Stored items

Start of Block

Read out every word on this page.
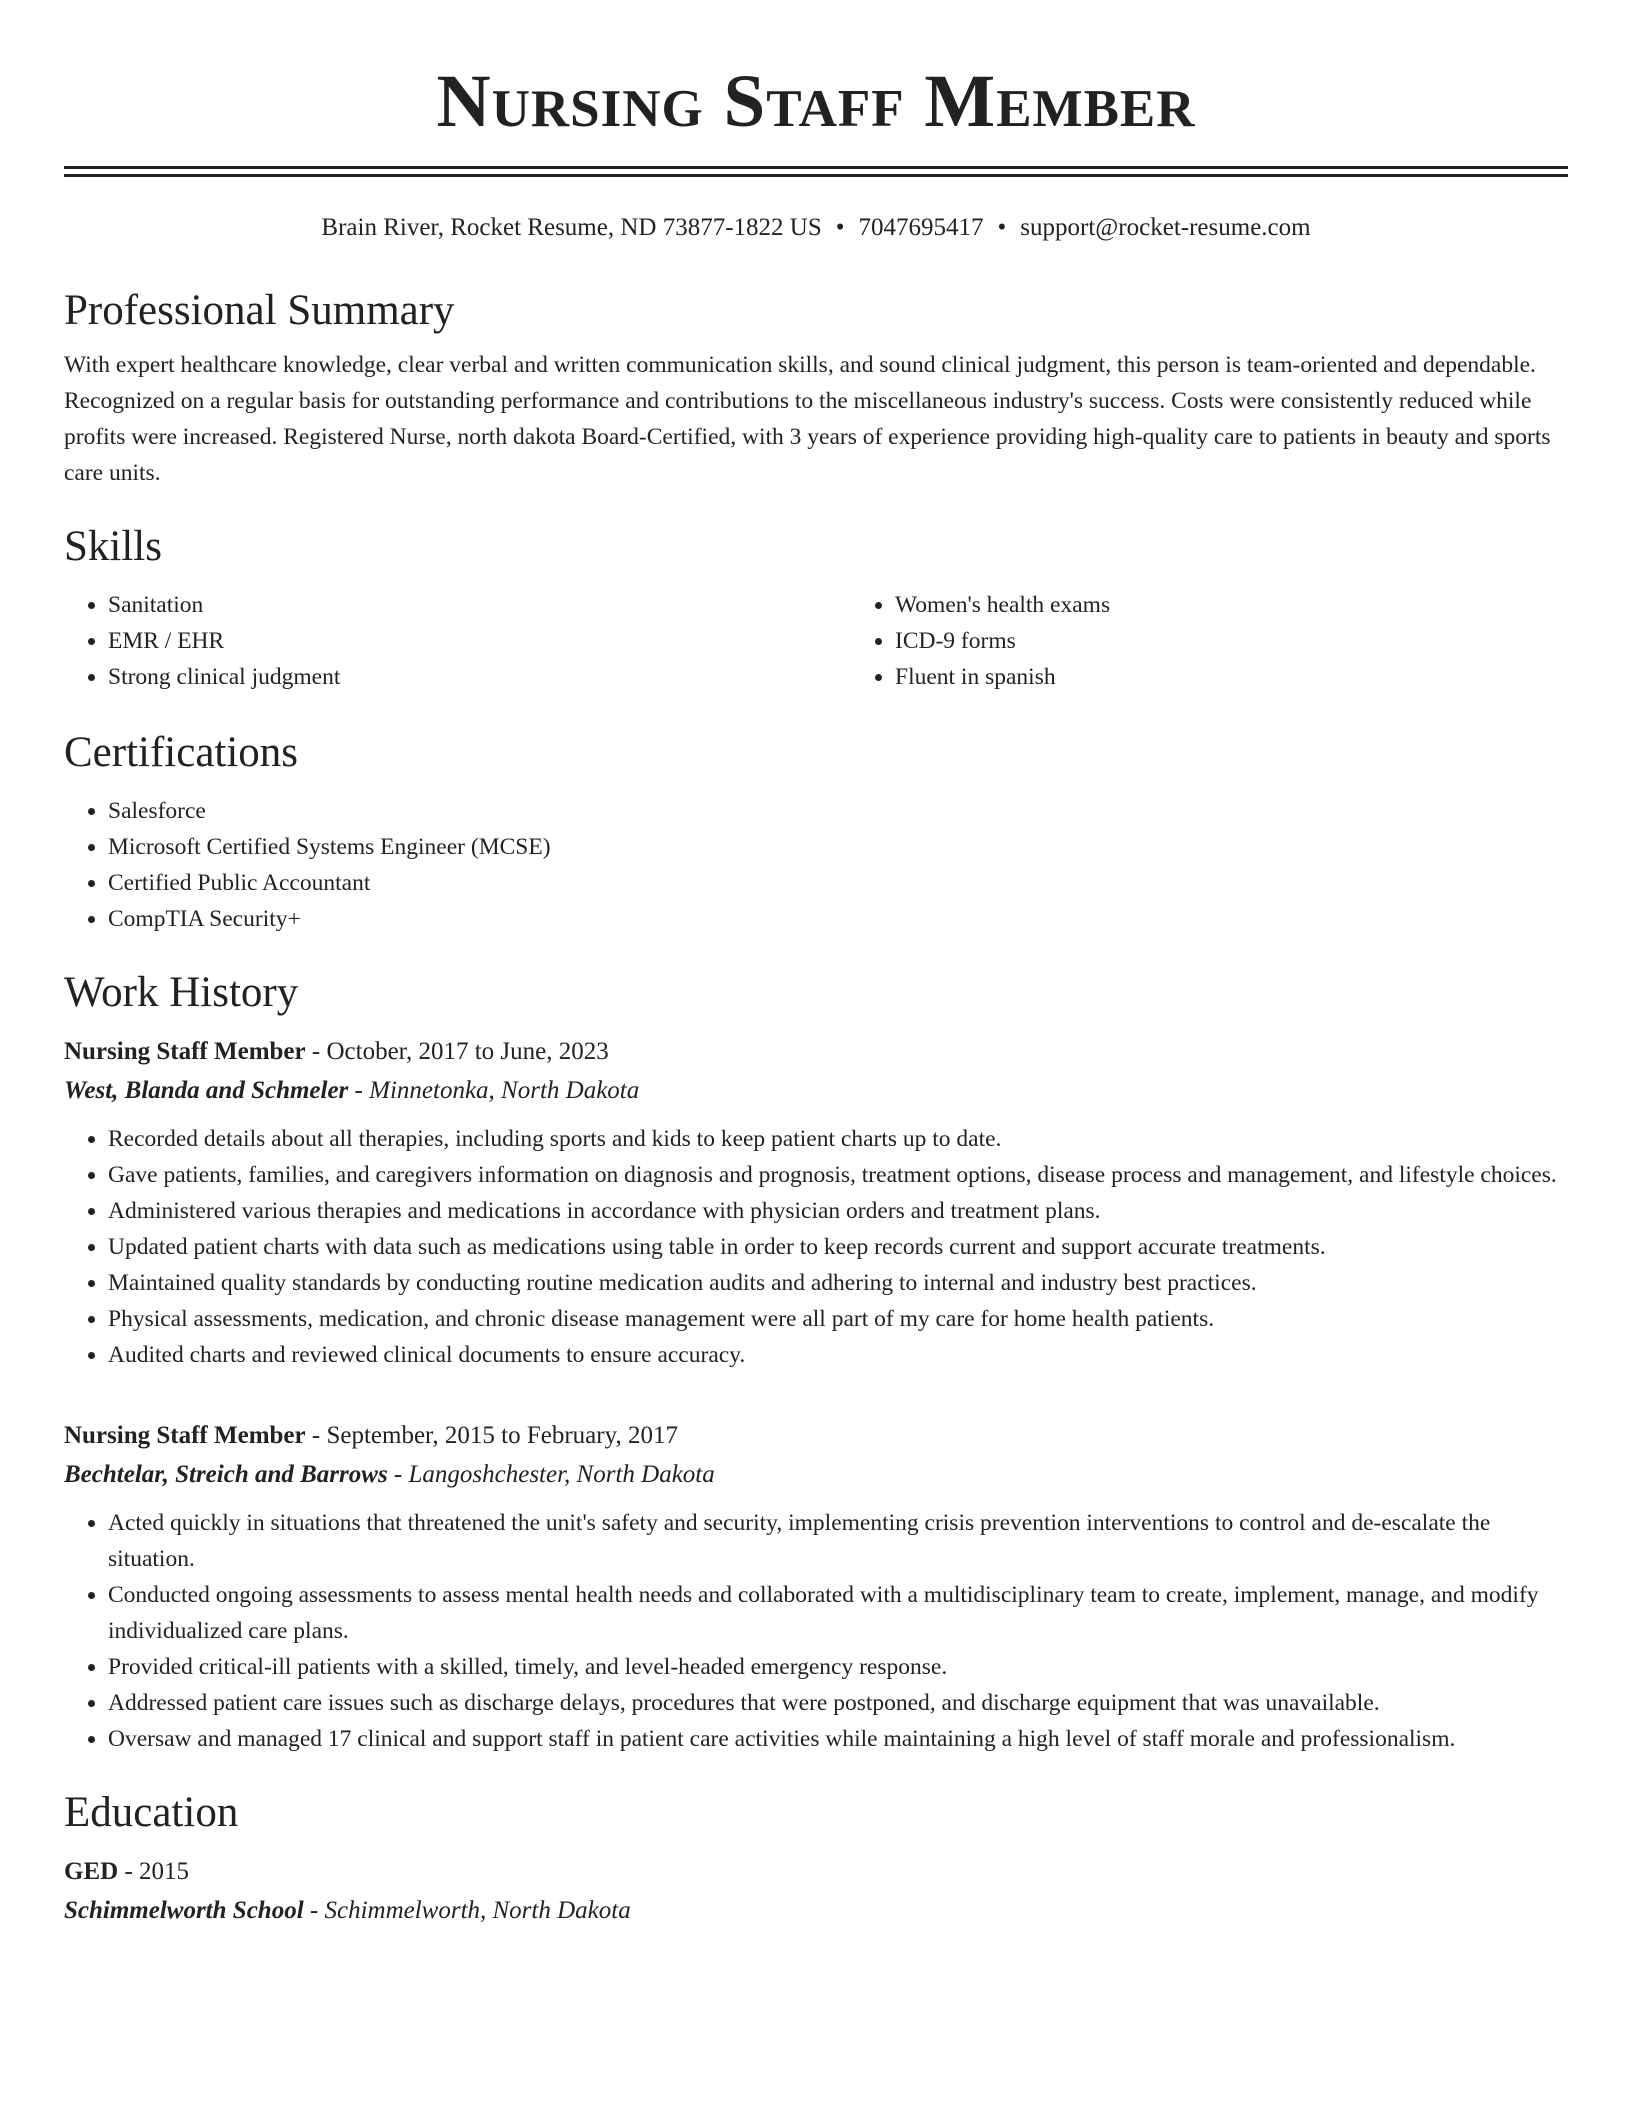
Nursing Staff Member
Brain River, Rocket Resume, ND 73877-1822 US • 7047695417 • support@rocket-resume.com
Professional Summary

With expert healthcare knowledge, clear verbal and written communication skills, and sound clinical judgment, this person is team-oriented and dependable. Recognized on a regular basis for outstanding performance and contributions to the miscellaneous industry's success. Costs were consistently reduced while profits were increased. Registered Nurse, north dakota Board-Certified, with 3 years of experience providing high-quality care to patients in beauty and sports care units.

Skills
• Sanitation
• EMR / EHR
• Strong clinical judgment
• Women's health exams
• ICD-9 forms
• Fluent in spanish
Certifications
• Salesforce
• Microsoft Certified Systems Engineer (MCSE)
• Certified Public Accountant
• CompTIA Security+
Work History
Nursing Staff Member - October, 2017 to June, 2023
West, Blanda and Schmeler - Minnetonka, North Dakota
• Recorded details about all therapies, including sports and kids to keep patient charts up to date.
• Gave patients, families, and caregivers information on diagnosis and prognosis, treatment options, disease process and management, and lifestyle choices.
• Administered various therapies and medications in accordance with physician orders and treatment plans.
• Updated patient charts with data such as medications using table in order to keep records current and support accurate treatments.
• Maintained quality standards by conducting routine medication audits and adhering to internal and industry best practices.
• Physical assessments, medication, and chronic disease management were all part of my care for home health patients.
• Audited charts and reviewed clinical documents to ensure accuracy.
Nursing Staff Member - September, 2015 to February, 2017
Bechtelar, Streich and Barrows - Langoshchester, North Dakota
• Acted quickly in situations that threatened the unit's safety and security, implementing crisis prevention interventions to control and de-escalate the situation.
• Conducted ongoing assessments to assess mental health needs and collaborated with a multidisciplinary team to create, implement, manage, and modify individualized care plans.
• Provided critical-ill patients with a skilled, timely, and level-headed emergency response.
• Addressed patient care issues such as discharge delays, procedures that were postponed, and discharge equipment that was unavailable.
• Oversaw and managed 17 clinical and support staff in patient care activities while maintaining a high level of staff morale and professionalism.
Education
GED - 2015
Schimmelworth School - Schimmelworth, North Dakota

End of Block

_EXERCISE AIM:_ Among the entries, find every line holding "plans" and return it.

_ANSWER SECTION:_
• Administered various therapies and medications in accordance with physician orders and treatment plans.
• Conducted ongoing assessments to assess mental health needs and collaborated with a multidisciplinary team to create, implement, manage, and modify individualized care plans.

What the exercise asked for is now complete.